**Problem details**
Without the pictures, set down every line of the data exactly.

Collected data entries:
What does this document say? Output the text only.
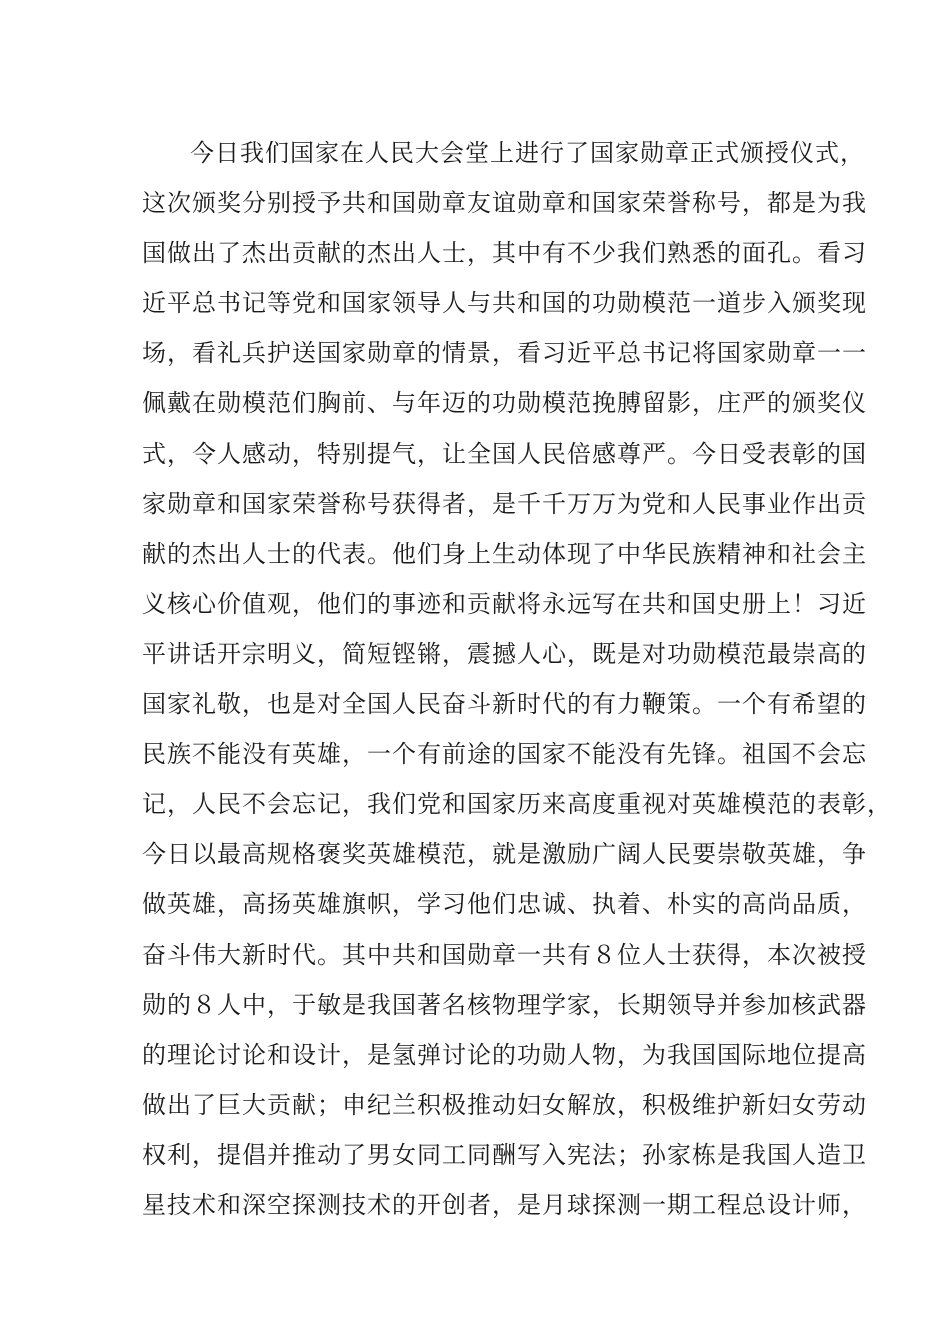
今日我们国家在人民大会堂上进行了国家勋章正式颁授仪式，
这次颁奖分别授予共和国勋章友谊勋章和国家荣誉称号，都是为我
国做出了杰出贡献的杰出人士，其中有不少我们熟悉的面孔。看习
近平总书记等党和国家领导人与共和国的功勋模范一道步入颁奖现
场，看礼兵护送国家勋章的情景，看习近平总书记将国家勋章一一
佩戴在勋模范们胸前、与年迈的功勋模范挽膊留影，庄严的颁奖仪
式，令人感动，特别提气，让全国人民倍感尊严。今日受表彰的国
家勋章和国家荣誉称号获得者，是千千万万为党和人民事业作出贡
献的杰出人士的代表。他们身上生动体现了中华民族精神和社会主
义核心价值观，他们的事迹和贡献将永远写在共和国史册上！习近
平讲话开宗明义，简短铿锵，震撼人心，既是对功勋模范最崇高的
国家礼敬，也是对全国人民奋斗新时代的有力鞭策。一个有希望的
民族不能没有英雄，一个有前途的国家不能没有先锋。祖国不会忘
记，人民不会忘记，我们党和国家历来高度重视对英雄模范的表彰，
今日以最高规格褒奖英雄模范，就是激励广阔人民要崇敬英雄，争
做英雄，高扬英雄旗帜，学习他们忠诚、执着、朴实的高尚品质，
奋斗伟大新时代。其中共和国勋章一共有８位人士获得，本次被授
勋的８人中，于敏是我国著名核物理学家，长期领导并参加核武器
的理论讨论和设计，是氢弹讨论的功勋人物，为我国国际地位提高
做出了巨大贡献；申纪兰积极推动妇女解放，积极维护新妇女劳动
权利，提倡并推动了男女同工同酬写入宪法；孙家栋是我国人造卫
星技术和深空探测技术的开创者，是月球探测一期工程总设计师，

**Task result**
What does this document say? Output the text only.
今日我们国家在人民大会堂上进行了国家勋章正式颁授仪式，
这次颁奖分别授予共和国勋章友谊勋章和国家荣誉称号，都是为我
国做出了杰出贡献的杰出人士，其中有不少我们熟悉的面孔。看习
近平总书记等党和国家领导人与共和国的功勋模范一道步入颁奖现
场，看礼兵护送国家勋章的情景，看习近平总书记将国家勋章一一
佩戴在勋模范们胸前、与年迈的功勋模范挽膊留影，庄严的颁奖仪
式，令人感动，特别提气，让全国人民倍感尊严。今日受表彰的国
家勋章和国家荣誉称号获得者，是千千万万为党和人民事业作出贡
献的杰出人士的代表。他们身上生动体现了中华民族精神和社会主
义核心价值观，他们的事迹和贡献将永远写在共和国史册上！习近
平讲话开宗明义，简短铿锵，震撼人心，既是对功勋模范最崇高的
国家礼敬，也是对全国人民奋斗新时代的有力鞭策。一个有希望的
民族不能没有英雄，一个有前途的国家不能没有先锋。祖国不会忘
记，人民不会忘记，我们党和国家历来高度重视对英雄模范的表彰，
今日以最高规格褒奖英雄模范，就是激励广阔人民要崇敬英雄，争
做英雄，高扬英雄旗帜，学习他们忠诚、执着、朴实的高尚品质，
奋斗伟大新时代。其中共和国勋章一共有８位人士获得，本次被授
勋的８人中，于敏是我国著名核物理学家，长期领导并参加核武器
的理论讨论和设计，是氢弹讨论的功勋人物，为我国国际地位提高
做出了巨大贡献；申纪兰积极推动妇女解放，积极维护新妇女劳动
权利，提倡并推动了男女同工同酬写入宪法；孙家栋是我国人造卫
星技术和深空探测技术的开创者，是月球探测一期工程总设计师，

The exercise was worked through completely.